[WHAT YOU HAVE TO DO]
Skip every picture and transcribe the remaining material exactly.

##### DATA SUPPLIED #####

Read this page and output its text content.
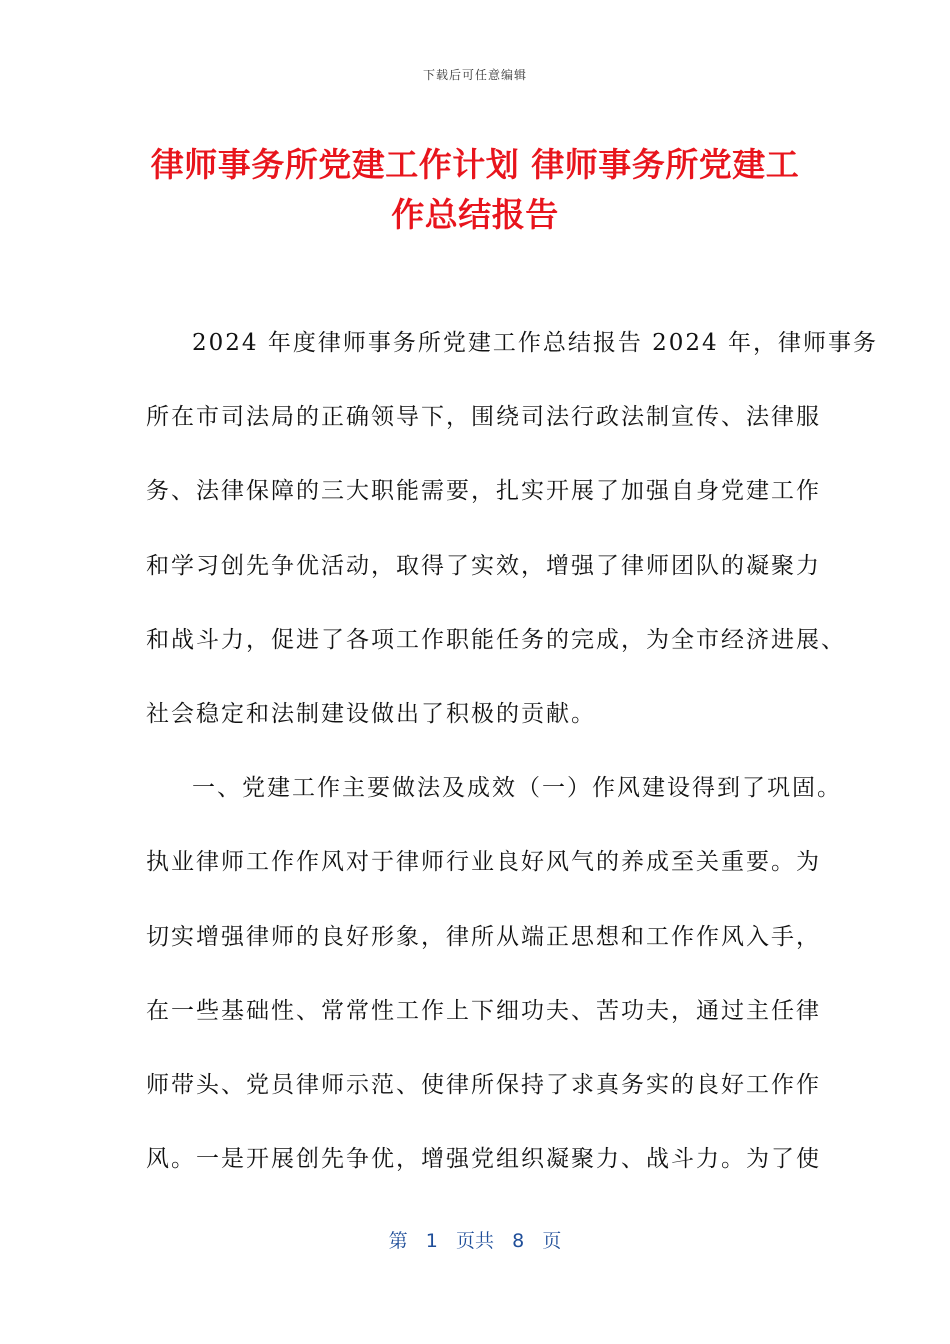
下载后可任意编辑
律师事务所党建工作计划 律师事务所党建工
作总结报告
2024 年度律师事务所党建工作总结报告 2024 年，律师事务
所在市司法局的正确领导下，围绕司法行政法制宣传、法律服
务、法律保障的三大职能需要，扎实开展了加强自身党建工作
和学习创先争优活动，取得了实效，增强了律师团队的凝聚力
和战斗力，促进了各项工作职能任务的完成，为全市经济进展、
社会稳定和法制建设做出了积极的贡献。
一、党建工作主要做法及成效（一）作风建设得到了巩固。
执业律师工作作风对于律师行业良好风气的养成至关重要。为
切实增强律师的良好形象，律所从端正思想和工作作风入手，
在一些基础性、常常性工作上下细功夫、苦功夫，通过主任律
师带头、党员律师示范、使律所保持了求真务实的良好工作作
风。一是开展创先争优，增强党组织凝聚力、战斗力。为了使
第 1 页共 8 页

#####

[ANSWER TO THE TASK]
Read this page and output its text content.
下载后可任意编辑
律师事务所党建工作计划 律师事务所党建工
作总结报告
2024 年度律师事务所党建工作总结报告 2024 年，律师事务
所在市司法局的正确领导下，围绕司法行政法制宣传、法律服
务、法律保障的三大职能需要，扎实开展了加强自身党建工作
和学习创先争优活动，取得了实效，增强了律师团队的凝聚力
和战斗力，促进了各项工作职能任务的完成，为全市经济进展、
社会稳定和法制建设做出了积极的贡献。
一、党建工作主要做法及成效（一）作风建设得到了巩固。
执业律师工作作风对于律师行业良好风气的养成至关重要。为
切实增强律师的良好形象，律所从端正思想和工作作风入手，
在一些基础性、常常性工作上下细功夫、苦功夫，通过主任律
师带头、党员律师示范、使律所保持了求真务实的良好工作作
风。一是开展创先争优，增强党组织凝聚力、战斗力。为了使
第 1 页共 8 页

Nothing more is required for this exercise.